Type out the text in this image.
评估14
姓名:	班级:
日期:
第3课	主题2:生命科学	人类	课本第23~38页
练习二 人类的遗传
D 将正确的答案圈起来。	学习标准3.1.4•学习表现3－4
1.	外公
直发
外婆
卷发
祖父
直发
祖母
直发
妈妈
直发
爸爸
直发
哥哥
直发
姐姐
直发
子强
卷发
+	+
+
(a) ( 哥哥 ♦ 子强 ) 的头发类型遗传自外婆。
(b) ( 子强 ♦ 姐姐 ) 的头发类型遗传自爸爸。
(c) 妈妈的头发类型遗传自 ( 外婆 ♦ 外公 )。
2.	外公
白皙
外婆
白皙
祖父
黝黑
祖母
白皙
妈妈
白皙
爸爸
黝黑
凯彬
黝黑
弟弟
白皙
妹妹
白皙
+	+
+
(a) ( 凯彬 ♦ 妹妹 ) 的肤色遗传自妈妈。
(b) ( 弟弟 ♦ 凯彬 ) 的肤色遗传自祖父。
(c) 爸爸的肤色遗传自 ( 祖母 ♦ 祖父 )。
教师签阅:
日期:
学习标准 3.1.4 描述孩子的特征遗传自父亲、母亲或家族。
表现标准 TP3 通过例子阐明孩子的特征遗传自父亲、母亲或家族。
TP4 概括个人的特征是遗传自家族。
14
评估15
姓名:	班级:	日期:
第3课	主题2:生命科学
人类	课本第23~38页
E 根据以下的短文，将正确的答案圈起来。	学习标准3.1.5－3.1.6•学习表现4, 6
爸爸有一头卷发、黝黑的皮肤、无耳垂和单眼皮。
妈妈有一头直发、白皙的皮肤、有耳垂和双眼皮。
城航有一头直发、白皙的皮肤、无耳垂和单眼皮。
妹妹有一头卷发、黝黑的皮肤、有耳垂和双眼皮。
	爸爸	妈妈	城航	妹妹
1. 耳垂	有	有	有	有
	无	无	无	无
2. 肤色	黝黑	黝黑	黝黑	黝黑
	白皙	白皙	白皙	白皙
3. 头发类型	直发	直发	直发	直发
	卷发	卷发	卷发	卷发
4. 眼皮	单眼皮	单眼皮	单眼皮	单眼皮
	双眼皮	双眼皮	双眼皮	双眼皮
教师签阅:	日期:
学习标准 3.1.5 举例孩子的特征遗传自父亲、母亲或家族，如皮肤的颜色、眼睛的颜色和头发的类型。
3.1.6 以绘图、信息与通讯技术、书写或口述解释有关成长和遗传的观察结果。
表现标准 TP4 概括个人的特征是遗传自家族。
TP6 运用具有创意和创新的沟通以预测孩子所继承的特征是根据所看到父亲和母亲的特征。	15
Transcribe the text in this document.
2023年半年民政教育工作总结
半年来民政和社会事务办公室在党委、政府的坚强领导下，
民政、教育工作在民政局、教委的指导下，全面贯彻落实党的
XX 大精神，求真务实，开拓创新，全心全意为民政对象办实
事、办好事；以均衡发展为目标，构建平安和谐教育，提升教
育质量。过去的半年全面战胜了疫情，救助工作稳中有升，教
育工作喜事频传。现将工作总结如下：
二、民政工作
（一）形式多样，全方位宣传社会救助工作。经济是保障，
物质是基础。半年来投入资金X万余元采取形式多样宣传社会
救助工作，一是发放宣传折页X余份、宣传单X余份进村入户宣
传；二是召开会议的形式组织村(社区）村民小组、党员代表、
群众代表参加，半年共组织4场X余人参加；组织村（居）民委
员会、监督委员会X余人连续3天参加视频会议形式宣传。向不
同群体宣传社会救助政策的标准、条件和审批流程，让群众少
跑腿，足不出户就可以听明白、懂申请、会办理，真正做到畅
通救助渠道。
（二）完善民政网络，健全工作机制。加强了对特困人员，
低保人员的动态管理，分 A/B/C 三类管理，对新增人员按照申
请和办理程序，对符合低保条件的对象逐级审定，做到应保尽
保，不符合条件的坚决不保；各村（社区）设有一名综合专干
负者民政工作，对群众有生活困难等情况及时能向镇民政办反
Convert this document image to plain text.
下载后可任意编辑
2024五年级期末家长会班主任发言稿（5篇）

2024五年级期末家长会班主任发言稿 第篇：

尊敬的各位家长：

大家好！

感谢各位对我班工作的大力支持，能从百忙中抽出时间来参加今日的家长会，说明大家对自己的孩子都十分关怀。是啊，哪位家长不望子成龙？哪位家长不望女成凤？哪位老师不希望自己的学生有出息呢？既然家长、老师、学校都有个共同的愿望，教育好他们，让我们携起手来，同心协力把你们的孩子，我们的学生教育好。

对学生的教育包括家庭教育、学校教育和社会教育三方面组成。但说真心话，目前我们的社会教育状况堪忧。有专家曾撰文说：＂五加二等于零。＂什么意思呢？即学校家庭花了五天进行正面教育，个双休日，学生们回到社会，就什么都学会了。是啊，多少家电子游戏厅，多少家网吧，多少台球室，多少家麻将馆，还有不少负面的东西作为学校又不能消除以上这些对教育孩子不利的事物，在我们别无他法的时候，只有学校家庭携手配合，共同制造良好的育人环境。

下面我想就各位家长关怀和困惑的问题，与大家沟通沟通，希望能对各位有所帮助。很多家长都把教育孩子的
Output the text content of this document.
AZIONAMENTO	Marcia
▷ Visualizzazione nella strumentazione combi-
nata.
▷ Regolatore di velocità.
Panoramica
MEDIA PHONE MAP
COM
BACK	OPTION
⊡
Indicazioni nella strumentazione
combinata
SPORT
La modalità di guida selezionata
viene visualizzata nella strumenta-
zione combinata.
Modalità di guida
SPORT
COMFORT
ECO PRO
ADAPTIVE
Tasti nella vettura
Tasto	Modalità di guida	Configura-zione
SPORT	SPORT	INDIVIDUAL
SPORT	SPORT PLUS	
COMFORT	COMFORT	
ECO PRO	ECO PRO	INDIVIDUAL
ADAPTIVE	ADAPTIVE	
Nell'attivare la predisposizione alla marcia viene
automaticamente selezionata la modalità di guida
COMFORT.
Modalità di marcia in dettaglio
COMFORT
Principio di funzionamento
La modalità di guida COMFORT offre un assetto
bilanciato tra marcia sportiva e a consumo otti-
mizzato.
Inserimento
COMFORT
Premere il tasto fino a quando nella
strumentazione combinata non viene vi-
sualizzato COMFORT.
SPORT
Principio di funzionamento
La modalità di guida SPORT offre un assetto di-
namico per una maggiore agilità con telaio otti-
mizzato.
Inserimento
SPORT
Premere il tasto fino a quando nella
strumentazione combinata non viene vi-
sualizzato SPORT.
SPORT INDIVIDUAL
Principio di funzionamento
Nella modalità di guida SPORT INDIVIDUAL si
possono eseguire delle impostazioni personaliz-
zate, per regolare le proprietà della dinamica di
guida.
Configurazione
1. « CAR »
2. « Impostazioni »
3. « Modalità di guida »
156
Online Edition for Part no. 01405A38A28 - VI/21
######
**What you need to do:**
Work out how many lines of the listing above include the word "image". Reply with nothing but the count.

**Solved exercise:**
2